* [WORK INSTRUCTIONS]: Quote the records that follow in full and exactly; leave out the pictures.

* [SUPPLIED DATA]:
☆ ☆ ☆
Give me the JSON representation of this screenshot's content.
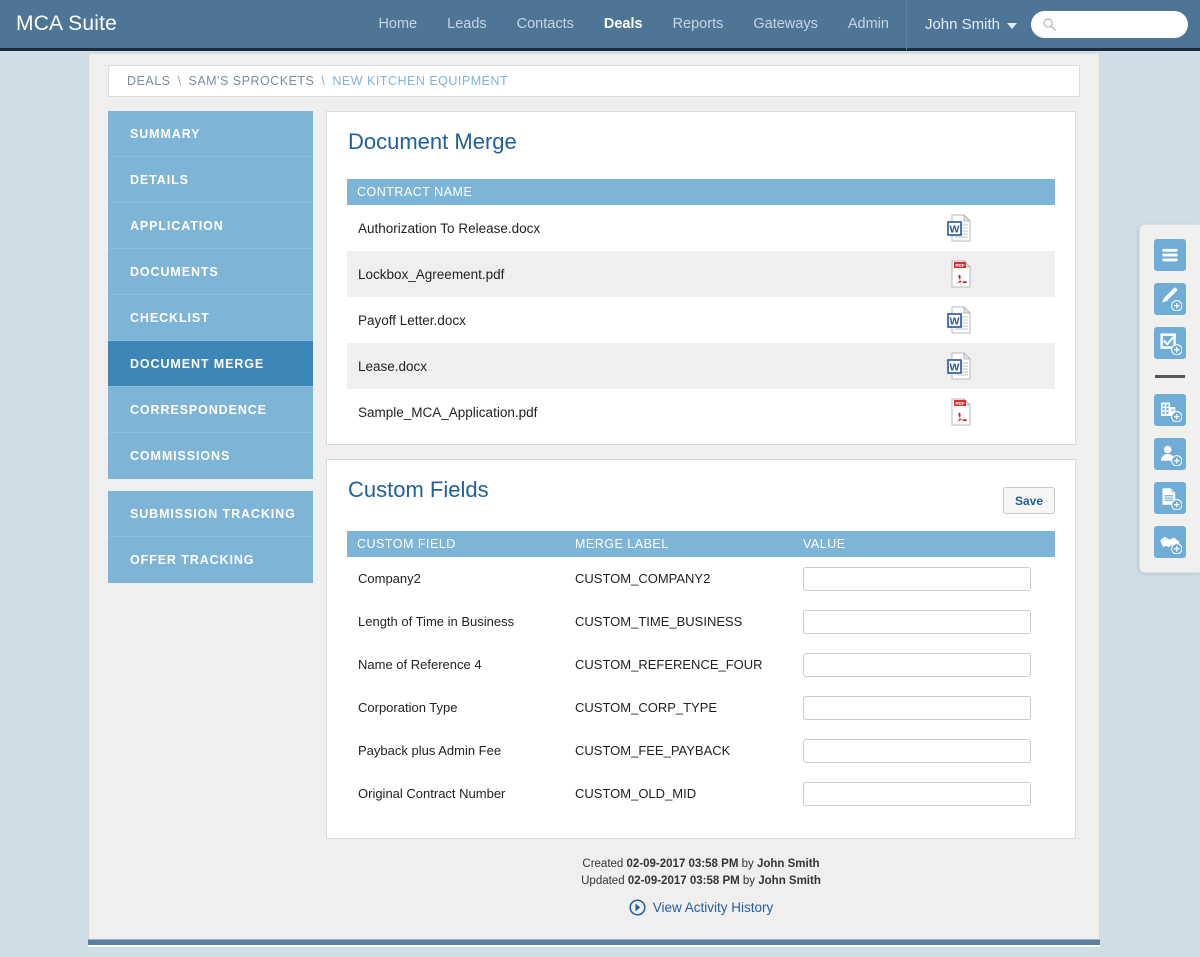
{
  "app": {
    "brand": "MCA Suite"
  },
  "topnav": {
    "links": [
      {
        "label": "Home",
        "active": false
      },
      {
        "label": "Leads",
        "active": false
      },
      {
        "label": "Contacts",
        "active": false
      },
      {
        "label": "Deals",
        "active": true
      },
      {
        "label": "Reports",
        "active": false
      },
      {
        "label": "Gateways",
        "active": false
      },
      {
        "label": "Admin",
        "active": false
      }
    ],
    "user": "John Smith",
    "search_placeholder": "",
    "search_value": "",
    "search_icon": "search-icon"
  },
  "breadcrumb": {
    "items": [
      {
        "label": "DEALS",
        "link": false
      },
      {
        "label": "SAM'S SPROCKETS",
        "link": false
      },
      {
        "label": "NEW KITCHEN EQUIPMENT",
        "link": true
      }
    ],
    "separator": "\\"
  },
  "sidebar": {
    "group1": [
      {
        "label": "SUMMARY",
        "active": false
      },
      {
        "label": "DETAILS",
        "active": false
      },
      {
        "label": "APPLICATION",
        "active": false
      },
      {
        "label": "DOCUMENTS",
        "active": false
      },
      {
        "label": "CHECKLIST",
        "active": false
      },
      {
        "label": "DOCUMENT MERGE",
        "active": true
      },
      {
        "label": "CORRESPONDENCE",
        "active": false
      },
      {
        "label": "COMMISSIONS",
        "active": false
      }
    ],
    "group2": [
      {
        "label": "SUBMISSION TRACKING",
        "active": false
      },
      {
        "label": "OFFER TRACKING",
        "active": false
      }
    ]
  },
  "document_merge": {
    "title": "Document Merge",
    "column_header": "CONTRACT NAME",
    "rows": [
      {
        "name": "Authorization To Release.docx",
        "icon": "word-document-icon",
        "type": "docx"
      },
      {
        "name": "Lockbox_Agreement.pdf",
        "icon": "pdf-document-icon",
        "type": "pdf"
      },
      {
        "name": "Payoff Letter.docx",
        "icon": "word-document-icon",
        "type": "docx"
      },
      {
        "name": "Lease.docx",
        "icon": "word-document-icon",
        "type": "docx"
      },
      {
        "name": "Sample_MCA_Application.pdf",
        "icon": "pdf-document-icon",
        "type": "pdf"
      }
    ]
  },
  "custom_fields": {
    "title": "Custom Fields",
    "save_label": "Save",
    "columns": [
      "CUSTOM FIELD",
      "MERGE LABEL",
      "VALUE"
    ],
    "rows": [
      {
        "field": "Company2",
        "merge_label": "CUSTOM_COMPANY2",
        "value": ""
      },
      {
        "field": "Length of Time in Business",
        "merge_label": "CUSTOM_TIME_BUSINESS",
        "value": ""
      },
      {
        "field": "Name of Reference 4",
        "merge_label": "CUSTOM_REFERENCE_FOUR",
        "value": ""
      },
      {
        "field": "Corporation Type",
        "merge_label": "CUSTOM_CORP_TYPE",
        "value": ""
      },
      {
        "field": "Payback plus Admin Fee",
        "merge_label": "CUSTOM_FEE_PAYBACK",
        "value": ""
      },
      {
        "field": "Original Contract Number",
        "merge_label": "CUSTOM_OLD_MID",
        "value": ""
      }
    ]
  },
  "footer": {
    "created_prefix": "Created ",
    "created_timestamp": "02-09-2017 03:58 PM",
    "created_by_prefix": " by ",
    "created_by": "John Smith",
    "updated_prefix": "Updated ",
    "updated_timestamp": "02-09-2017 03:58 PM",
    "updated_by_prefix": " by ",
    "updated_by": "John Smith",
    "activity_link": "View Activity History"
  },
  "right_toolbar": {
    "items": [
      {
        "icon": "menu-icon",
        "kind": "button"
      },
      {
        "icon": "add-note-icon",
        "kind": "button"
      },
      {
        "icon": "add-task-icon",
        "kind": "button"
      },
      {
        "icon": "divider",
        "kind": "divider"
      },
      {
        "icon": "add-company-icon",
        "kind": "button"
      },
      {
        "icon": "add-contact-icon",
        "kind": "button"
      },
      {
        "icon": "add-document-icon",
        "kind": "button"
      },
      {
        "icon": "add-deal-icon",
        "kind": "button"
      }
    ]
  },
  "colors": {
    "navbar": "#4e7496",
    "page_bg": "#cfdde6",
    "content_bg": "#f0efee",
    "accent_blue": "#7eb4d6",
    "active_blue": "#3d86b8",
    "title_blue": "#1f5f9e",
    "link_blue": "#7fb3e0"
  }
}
☆ ☆ ☆
* [EXPECTED ANSWER]:
Give me the JSON representation of this screenshot's content.
{
  "app": {
    "brand": "MCA Suite"
  },
  "topnav": {
    "links": [
      {
        "label": "Home",
        "active": false
      },
      {
        "label": "Leads",
        "active": false
      },
      {
        "label": "Contacts",
        "active": false
      },
      {
        "label": "Deals",
        "active": true
      },
      {
        "label": "Reports",
        "active": false
      },
      {
        "label": "Gateways",
        "active": false
      },
      {
        "label": "Admin",
        "active": false
      }
    ],
    "user": "John Smith",
    "search_placeholder": "",
    "search_value": "",
    "search_icon": "search-icon"
  },
  "breadcrumb": {
    "items": [
      {
        "label": "DEALS",
        "link": false
      },
      {
        "label": "SAM'S SPROCKETS",
        "link": false
      },
      {
        "label": "NEW KITCHEN EQUIPMENT",
        "link": true
      }
    ],
    "separator": "\\"
  },
  "sidebar": {
    "group1": [
      {
        "label": "SUMMARY",
        "active": false
      },
      {
        "label": "DETAILS",
        "active": false
      },
      {
        "label": "APPLICATION",
        "active": false
      },
      {
        "label": "DOCUMENTS",
        "active": false
      },
      {
        "label": "CHECKLIST",
        "active": false
      },
      {
        "label": "DOCUMENT MERGE",
        "active": true
      },
      {
        "label": "CORRESPONDENCE",
        "active": false
      },
      {
        "label": "COMMISSIONS",
        "active": false
      }
    ],
    "group2": [
      {
        "label": "SUBMISSION TRACKING",
        "active": false
      },
      {
        "label": "OFFER TRACKING",
        "active": false
      }
    ]
  },
  "document_merge": {
    "title": "Document Merge",
    "column_header": "CONTRACT NAME",
    "rows": [
      {
        "name": "Authorization To Release.docx",
        "icon": "word-document-icon",
        "type": "docx"
      },
      {
        "name": "Lockbox_Agreement.pdf",
        "icon": "pdf-document-icon",
        "type": "pdf"
      },
      {
        "name": "Payoff Letter.docx",
        "icon": "word-document-icon",
        "type": "docx"
      },
      {
        "name": "Lease.docx",
        "icon": "word-document-icon",
        "type": "docx"
      },
      {
        "name": "Sample_MCA_Application.pdf",
        "icon": "pdf-document-icon",
        "type": "pdf"
      }
    ]
  },
  "custom_fields": {
    "title": "Custom Fields",
    "save_label": "Save",
    "columns": [
      "CUSTOM FIELD",
      "MERGE LABEL",
      "VALUE"
    ],
    "rows": [
      {
        "field": "Company2",
        "merge_label": "CUSTOM_COMPANY2",
        "value": ""
      },
      {
        "field": "Length of Time in Business",
        "merge_label": "CUSTOM_TIME_BUSINESS",
        "value": ""
      },
      {
        "field": "Name of Reference 4",
        "merge_label": "CUSTOM_REFERENCE_FOUR",
        "value": ""
      },
      {
        "field": "Corporation Type",
        "merge_label": "CUSTOM_CORP_TYPE",
        "value": ""
      },
      {
        "field": "Payback plus Admin Fee",
        "merge_label": "CUSTOM_FEE_PAYBACK",
        "value": ""
      },
      {
        "field": "Original Contract Number",
        "merge_label": "CUSTOM_OLD_MID",
        "value": ""
      }
    ]
  },
  "footer": {
    "created_prefix": "Created ",
    "created_timestamp": "02-09-2017 03:58 PM",
    "created_by_prefix": " by ",
    "created_by": "John Smith",
    "updated_prefix": "Updated ",
    "updated_timestamp": "02-09-2017 03:58 PM",
    "updated_by_prefix": " by ",
    "updated_by": "John Smith",
    "activity_link": "View Activity History"
  },
  "right_toolbar": {
    "items": [
      {
        "icon": "menu-icon",
        "kind": "button"
      },
      {
        "icon": "add-note-icon",
        "kind": "button"
      },
      {
        "icon": "add-task-icon",
        "kind": "button"
      },
      {
        "icon": "divider",
        "kind": "divider"
      },
      {
        "icon": "add-company-icon",
        "kind": "button"
      },
      {
        "icon": "add-contact-icon",
        "kind": "button"
      },
      {
        "icon": "add-document-icon",
        "kind": "button"
      },
      {
        "icon": "add-deal-icon",
        "kind": "button"
      }
    ]
  },
  "colors": {
    "navbar": "#4e7496",
    "page_bg": "#cfdde6",
    "content_bg": "#f0efee",
    "accent_blue": "#7eb4d6",
    "active_blue": "#3d86b8",
    "title_blue": "#1f5f9e",
    "link_blue": "#7fb3e0"
  }
}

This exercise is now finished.